*Written problem:* Copy every entry word for word. Skip the pictures.

++++ Records shown

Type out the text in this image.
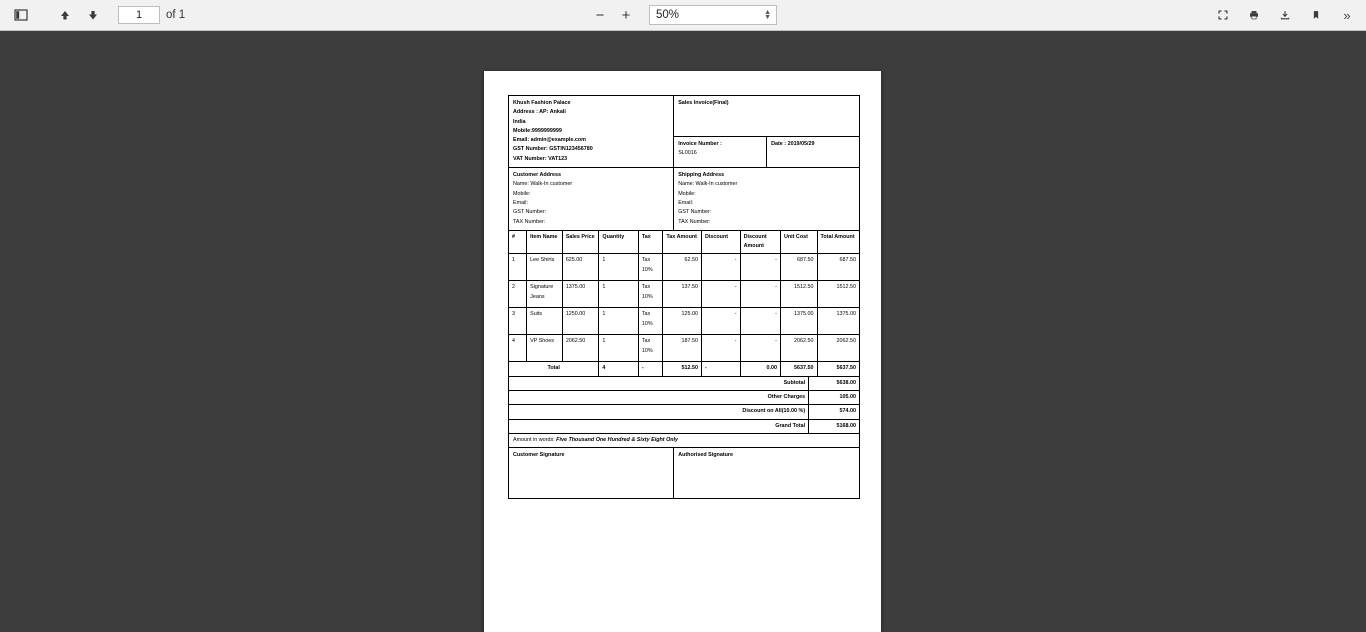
1
of 1	−	+	50%	▲
▼	»
Khush Fashion Palace
Address : AP: Ankali
India
Mobile:9999999999
Email: admin@example.com
GST Number: GSTIN123456780
VAT Number: VAT123

Sales Invoice(Final)

	Invoice Number :
SL0016	Date : 2019/05/29
Customer Address
Name: Walk-In customer
Mobile:
Email:
GST Number:
TAX Number:

Shipping Address
Name: Walk-In customer
Mobile:
Email:
GST Number:
TAX Number:
#	Item Name	Sales Price	Quantity	Tax	Tax Amount	Discount	Discount Amount	Unit Cost	Total Amount
1	Lee Shirts	625.00	1	Tax 10%	62.50	-	-	687.50	687.50
2	Signature Jeans	1375.00	1	Tax 10%	137.50	-	-	1512.50	1512.50
3	Suits	1250.00	1	Tax 10%	125.00	-	-	1375.00	1375.00
4	VP Shoes	2062.50	1	Tax 10%	187.50	-	-	2062.50	2062.50
Total			4	-	512.50	-	0.00	5637.50	5637.50
Subtotal	5638.00
Other Charges	105.00
Discount on All(10.00 %)	574.00
Grand Total	5168.00
Amount in words: Five Thousand One Hundred & Sixty Eight Only
Customer Signature	Authorised Signature
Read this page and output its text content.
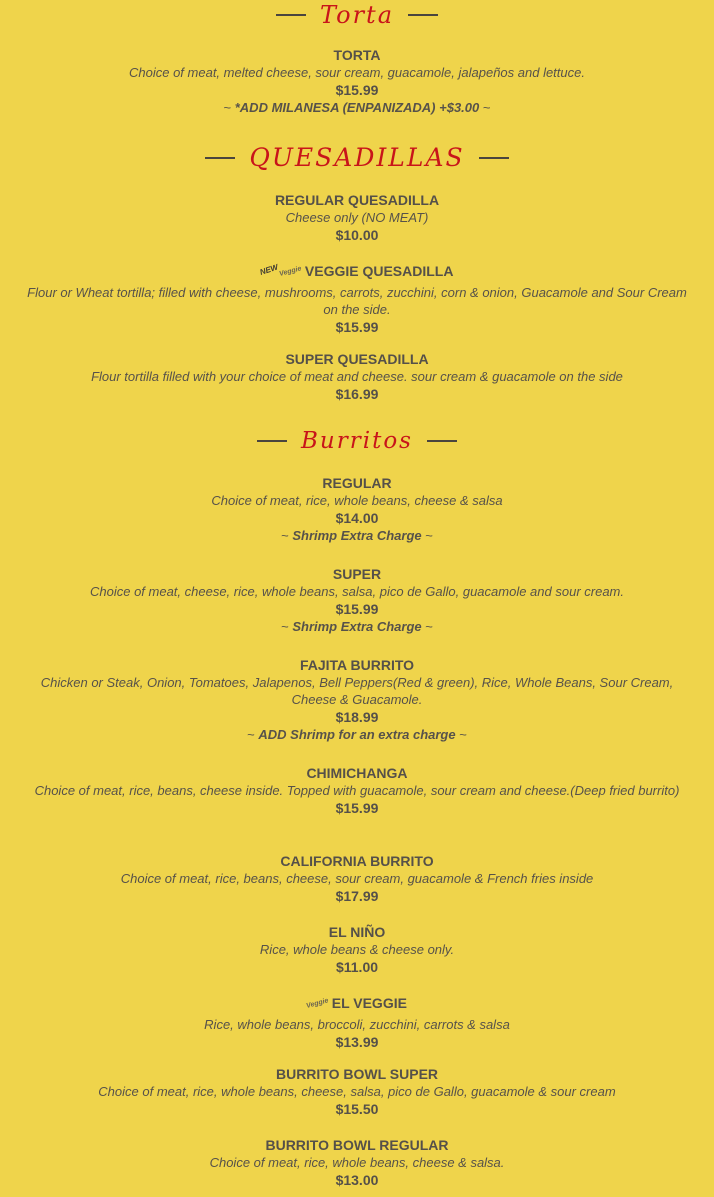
Torta
TORTA
Choice of meat, melted cheese, sour cream, guacamole, jalapeños and lettuce.
$15.99
~ *ADD MILANESA (ENPANIZADA) +$3.00 ~
QUESADILLAS
REGULAR QUESADILLA
Cheese only (NO MEAT)
$10.00
NEWVeggie VEGGIE QUESADILLA
Flour or Wheat tortilla; filled with cheese, mushrooms, carrots, zucchini, corn & onion, Guacamole and Sour Cream on the side.
$15.99
SUPER QUESADILLA
Flour tortilla filled with your choice of meat and cheese. sour cream & guacamole on the side
$16.99
Burritos
REGULAR
Choice of meat, rice, whole beans, cheese & salsa
$14.00
~ Shrimp Extra Charge ~
SUPER
Choice of meat, cheese, rice, whole beans, salsa, pico de Gallo, guacamole and sour cream.
$15.99
~ Shrimp Extra Charge ~
FAJITA BURRITO
Chicken or Steak, Onion, Tomatoes, Jalapenos, Bell Peppers(Red & green), Rice, Whole Beans, Sour Cream, Cheese & Guacamole.
$18.99
~ ADD Shrimp for an extra charge ~
CHIMICHANGA
Choice of meat, rice, beans, cheese inside. Topped with guacamole, sour cream and cheese.(Deep fried burrito)
$15.99
CALIFORNIA BURRITO
Choice of meat, rice, beans, cheese, sour cream, guacamole & French fries inside
$17.99
EL NIÑO
Rice, whole beans & cheese only.
$11.00
Veggie EL VEGGIE
Rice, whole beans, broccoli, zucchini, carrots & salsa
$13.99
BURRITO BOWL SUPER
Choice of meat, rice, whole beans, cheese, salsa, pico de Gallo, guacamole & sour cream
$15.50
BURRITO BOWL REGULAR
Choice of meat, rice, whole beans, cheese & salsa.
$13.00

++++++++

*Solution to this exercise:*
Type out the text in this image.
1
of 1	−	+	50%	▲
▼	»
Khush Fashion Palace
Address : AP: Ankali
India
Mobile:9999999999
Email: admin@example.com
GST Number: GSTIN123456780
VAT Number: VAT123

Sales Invoice(Final)

	Invoice Number :
SL0016	Date : 2019/05/29
Customer Address
Name: Walk-In customer
Mobile:
Email:
GST Number:
TAX Number:

Shipping Address
Name: Walk-In customer
Mobile:
Email:
GST Number:
TAX Number:
#	Item Name	Sales Price	Quantity	Tax	Tax Amount	Discount	Discount Amount	Unit Cost	Total Amount
1	Lee Shirts	625.00	1	Tax 10%	62.50	-	-	687.50	687.50
2	Signature Jeans	1375.00	1	Tax 10%	137.50	-	-	1512.50	1512.50
3	Suits	1250.00	1	Tax 10%	125.00	-	-	1375.00	1375.00
4	VP Shoes	2062.50	1	Tax 10%	187.50	-	-	2062.50	2062.50
Total			4	-	512.50	-	0.00	5637.50	5637.50
Subtotal	5638.00
Other Charges	105.00
Discount on All(10.00 %)	574.00
Grand Total	5168.00
Amount in words: Five Thousand One Hundred & Sixty Eight Only
Customer Signature	Authorised Signature
Read this page and output its text content.
Torta
TORTA
Choice of meat, melted cheese, sour cream, guacamole, jalapeños and lettuce.
$15.99
~ *ADD MILANESA (ENPANIZADA) +$3.00 ~
QUESADILLAS
REGULAR QUESADILLA
Cheese only (NO MEAT)
$10.00
NEWVeggie VEGGIE QUESADILLA
Flour or Wheat tortilla; filled with cheese, mushrooms, carrots, zucchini, corn & onion, Guacamole and Sour Cream on the side.
$15.99
SUPER QUESADILLA
Flour tortilla filled with your choice of meat and cheese. sour cream & guacamole on the side
$16.99
Burritos
REGULAR
Choice of meat, rice, whole beans, cheese & salsa
$14.00
~ Shrimp Extra Charge ~
SUPER
Choice of meat, cheese, rice, whole beans, salsa, pico de Gallo, guacamole and sour cream.
$15.99
~ Shrimp Extra Charge ~
FAJITA BURRITO
Chicken or Steak, Onion, Tomatoes, Jalapenos, Bell Peppers(Red & green), Rice, Whole Beans, Sour Cream, Cheese & Guacamole.
$18.99
~ ADD Shrimp for an extra charge ~
CHIMICHANGA
Choice of meat, rice, beans, cheese inside. Topped with guacamole, sour cream and cheese.(Deep fried burrito)
$15.99
CALIFORNIA BURRITO
Choice of meat, rice, beans, cheese, sour cream, guacamole & French fries inside
$17.99
EL NIÑO
Rice, whole beans & cheese only.
$11.00
Veggie EL VEGGIE
Rice, whole beans, broccoli, zucchini, carrots & salsa
$13.99
BURRITO BOWL SUPER
Choice of meat, rice, whole beans, cheese, salsa, pico de Gallo, guacamole & sour cream
$15.50
BURRITO BOWL REGULAR
Choice of meat, rice, whole beans, cheese & salsa.
$13.00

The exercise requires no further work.